• _Aim of the task_
Give back every line exactly as it appears, pictures excluded.

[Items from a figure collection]
________________________

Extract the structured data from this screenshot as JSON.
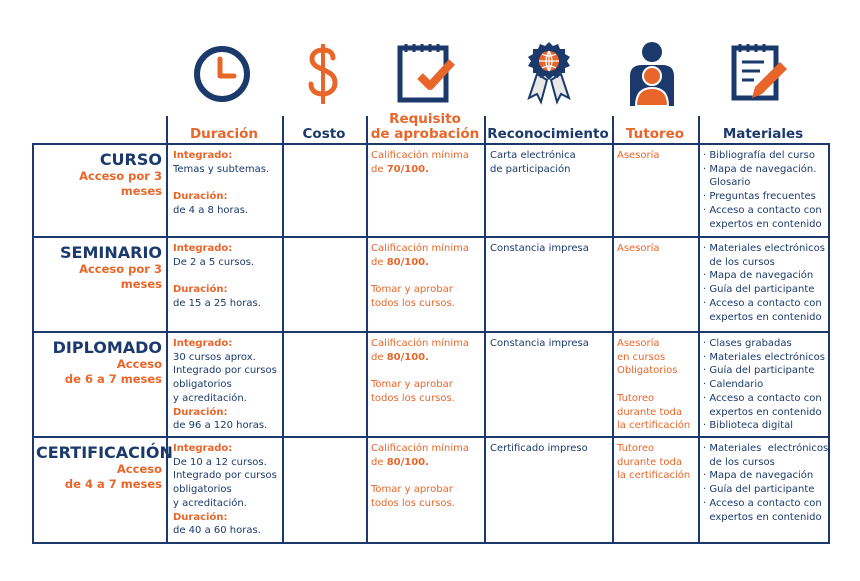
{
  "headers": {
    "duracion": "Duración",
    "costo": "Costo",
    "requisito_1": "Requisito",
    "requisito_2": "de aprobación",
    "reconocimiento": "Reconocimiento",
    "tutoreo": "Tutoreo",
    "materiales": "Materiales"
  },
  "colors": {
    "navy": "#1b3a6b",
    "orange": "#e8662a"
  },
  "icons": [
    "clock-icon",
    "dollar-icon",
    "checklist-icon",
    "award-ribbon-icon",
    "tutor-person-icon",
    "notepad-pencil-icon"
  ],
  "rows": [
    {
      "title": "CURSO",
      "subtitle": [
        "Acceso por 3 meses"
      ],
      "duracion": [
        {
          "t": "Integrado:",
          "bold": true
        },
        {
          "t": "Temas y subtemas."
        },
        {
          "t": ""
        },
        {
          "t": "Duración:",
          "bold": true
        },
        {
          "t": "de 4 a 8 horas."
        }
      ],
      "requisito": [
        {
          "t": "Calificación mínima"
        },
        {
          "t": "de 70/100.",
          "b": "70/100.",
          "pre": "de "
        }
      ],
      "reconocimiento": [
        "Carta electrónica",
        "de participación"
      ],
      "tutoreo": [
        "Asesoría"
      ],
      "materiales": [
        "· Bibliografía del curso",
        "· Mapa de navegación.",
        "  Glosario",
        "· Preguntas frecuentes",
        "· Acceso a contacto con",
        "  expertos en contenido"
      ]
    },
    {
      "title": "SEMINARIO",
      "subtitle": [
        "Acceso por 3 meses"
      ],
      "duracion": [
        {
          "t": "Integrado:",
          "bold": true
        },
        {
          "t": "De 2 a 5 cursos."
        },
        {
          "t": ""
        },
        {
          "t": "Duración:",
          "bold": true
        },
        {
          "t": "de 15 a 25 horas."
        }
      ],
      "requisito": [
        {
          "t": "Calificación mínima"
        },
        {
          "t": "de 80/100.",
          "b": "80/100.",
          "pre": "de "
        },
        {
          "t": ""
        },
        {
          "t": "Tomar y aprobar"
        },
        {
          "t": "todos los cursos."
        }
      ],
      "reconocimiento": [
        "Constancia impresa"
      ],
      "tutoreo": [
        "Asesoría"
      ],
      "materiales": [
        "· Materiales electrónicos",
        "  de los cursos",
        "· Mapa de navegación",
        "· Guía del participante",
        "· Acceso a contacto con",
        "  expertos en contenido"
      ]
    },
    {
      "title": "DIPLOMADO",
      "subtitle": [
        "Acceso",
        "de 6 a 7 meses"
      ],
      "duracion": [
        {
          "t": "Integrado:",
          "bold": true
        },
        {
          "t": "30 cursos aprox."
        },
        {
          "t": "Integrado por cursos"
        },
        {
          "t": "obligatorios"
        },
        {
          "t": "y acreditación."
        },
        {
          "t": "Duración:",
          "bold": true
        },
        {
          "t": "de 96 a 120 horas."
        }
      ],
      "requisito": [
        {
          "t": "Calificación mínima"
        },
        {
          "t": "de 80/100.",
          "b": "80/100.",
          "pre": "de "
        },
        {
          "t": ""
        },
        {
          "t": "Tomar y aprobar"
        },
        {
          "t": "todos los cursos."
        }
      ],
      "reconocimiento": [
        "Constancia impresa"
      ],
      "tutoreo": [
        "Asesoría",
        "en cursos",
        "Obligatorios",
        "",
        "Tutoreo",
        "durante toda",
        "la certificación"
      ],
      "materiales": [
        "· Clases grabadas",
        "· Materiales electrónicos",
        "· Guía del participante",
        "· Calendario",
        "· Acceso a contacto con",
        "  expertos en contenido",
        "· Biblioteca digital"
      ]
    },
    {
      "title": "CERTIFICACIÓN",
      "subtitle": [
        "Acceso",
        "de 4 a 7 meses"
      ],
      "duracion": [
        {
          "t": "Integrado:",
          "bold": true
        },
        {
          "t": "De 10 a 12 cursos."
        },
        {
          "t": "Integrado por cursos"
        },
        {
          "t": "obligatorios"
        },
        {
          "t": "y acreditación."
        },
        {
          "t": "Duración:",
          "bold": true
        },
        {
          "t": "de 40 a 60 horas."
        }
      ],
      "requisito": [
        {
          "t": "Calificación mínima"
        },
        {
          "t": "de 80/100.",
          "b": "80/100.",
          "pre": "de "
        },
        {
          "t": ""
        },
        {
          "t": "Tomar y aprobar"
        },
        {
          "t": "todos los cursos."
        }
      ],
      "reconocimiento": [
        "Certificado impreso"
      ],
      "tutoreo": [
        "Tutoreo",
        "durante toda",
        "la certificación"
      ],
      "materiales": [
        "· Materiales  electrónicos",
        "  de los cursos",
        "· Mapa de navegación",
        "· Guía del participante",
        "· Acceso a contacto con",
        "  expertos en contenido"
      ]
    }
  ]
}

________________________

• _Answer to the problem_
Extract the structured data from this screenshot as JSON.
{
  "headers": {
    "duracion": "Duración",
    "costo": "Costo",
    "requisito_1": "Requisito",
    "requisito_2": "de aprobación",
    "reconocimiento": "Reconocimiento",
    "tutoreo": "Tutoreo",
    "materiales": "Materiales"
  },
  "colors": {
    "navy": "#1b3a6b",
    "orange": "#e8662a"
  },
  "icons": [
    "clock-icon",
    "dollar-icon",
    "checklist-icon",
    "award-ribbon-icon",
    "tutor-person-icon",
    "notepad-pencil-icon"
  ],
  "rows": [
    {
      "title": "CURSO",
      "subtitle": [
        "Acceso por 3 meses"
      ],
      "duracion": [
        {
          "t": "Integrado:",
          "bold": true
        },
        {
          "t": "Temas y subtemas."
        },
        {
          "t": ""
        },
        {
          "t": "Duración:",
          "bold": true
        },
        {
          "t": "de 4 a 8 horas."
        }
      ],
      "requisito": [
        {
          "t": "Calificación mínima"
        },
        {
          "t": "de 70/100.",
          "b": "70/100.",
          "pre": "de "
        }
      ],
      "reconocimiento": [
        "Carta electrónica",
        "de participación"
      ],
      "tutoreo": [
        "Asesoría"
      ],
      "materiales": [
        "· Bibliografía del curso",
        "· Mapa de navegación.",
        "  Glosario",
        "· Preguntas frecuentes",
        "· Acceso a contacto con",
        "  expertos en contenido"
      ]
    },
    {
      "title": "SEMINARIO",
      "subtitle": [
        "Acceso por 3 meses"
      ],
      "duracion": [
        {
          "t": "Integrado:",
          "bold": true
        },
        {
          "t": "De 2 a 5 cursos."
        },
        {
          "t": ""
        },
        {
          "t": "Duración:",
          "bold": true
        },
        {
          "t": "de 15 a 25 horas."
        }
      ],
      "requisito": [
        {
          "t": "Calificación mínima"
        },
        {
          "t": "de 80/100.",
          "b": "80/100.",
          "pre": "de "
        },
        {
          "t": ""
        },
        {
          "t": "Tomar y aprobar"
        },
        {
          "t": "todos los cursos."
        }
      ],
      "reconocimiento": [
        "Constancia impresa"
      ],
      "tutoreo": [
        "Asesoría"
      ],
      "materiales": [
        "· Materiales electrónicos",
        "  de los cursos",
        "· Mapa de navegación",
        "· Guía del participante",
        "· Acceso a contacto con",
        "  expertos en contenido"
      ]
    },
    {
      "title": "DIPLOMADO",
      "subtitle": [
        "Acceso",
        "de 6 a 7 meses"
      ],
      "duracion": [
        {
          "t": "Integrado:",
          "bold": true
        },
        {
          "t": "30 cursos aprox."
        },
        {
          "t": "Integrado por cursos"
        },
        {
          "t": "obligatorios"
        },
        {
          "t": "y acreditación."
        },
        {
          "t": "Duración:",
          "bold": true
        },
        {
          "t": "de 96 a 120 horas."
        }
      ],
      "requisito": [
        {
          "t": "Calificación mínima"
        },
        {
          "t": "de 80/100.",
          "b": "80/100.",
          "pre": "de "
        },
        {
          "t": ""
        },
        {
          "t": "Tomar y aprobar"
        },
        {
          "t": "todos los cursos."
        }
      ],
      "reconocimiento": [
        "Constancia impresa"
      ],
      "tutoreo": [
        "Asesoría",
        "en cursos",
        "Obligatorios",
        "",
        "Tutoreo",
        "durante toda",
        "la certificación"
      ],
      "materiales": [
        "· Clases grabadas",
        "· Materiales electrónicos",
        "· Guía del participante",
        "· Calendario",
        "· Acceso a contacto con",
        "  expertos en contenido",
        "· Biblioteca digital"
      ]
    },
    {
      "title": "CERTIFICACIÓN",
      "subtitle": [
        "Acceso",
        "de 4 a 7 meses"
      ],
      "duracion": [
        {
          "t": "Integrado:",
          "bold": true
        },
        {
          "t": "De 10 a 12 cursos."
        },
        {
          "t": "Integrado por cursos"
        },
        {
          "t": "obligatorios"
        },
        {
          "t": "y acreditación."
        },
        {
          "t": "Duración:",
          "bold": true
        },
        {
          "t": "de 40 a 60 horas."
        }
      ],
      "requisito": [
        {
          "t": "Calificación mínima"
        },
        {
          "t": "de 80/100.",
          "b": "80/100.",
          "pre": "de "
        },
        {
          "t": ""
        },
        {
          "t": "Tomar y aprobar"
        },
        {
          "t": "todos los cursos."
        }
      ],
      "reconocimiento": [
        "Certificado impreso"
      ],
      "tutoreo": [
        "Tutoreo",
        "durante toda",
        "la certificación"
      ],
      "materiales": [
        "· Materiales  electrónicos",
        "  de los cursos",
        "· Mapa de navegación",
        "· Guía del participante",
        "· Acceso a contacto con",
        "  expertos en contenido"
      ]
    }
  ]
}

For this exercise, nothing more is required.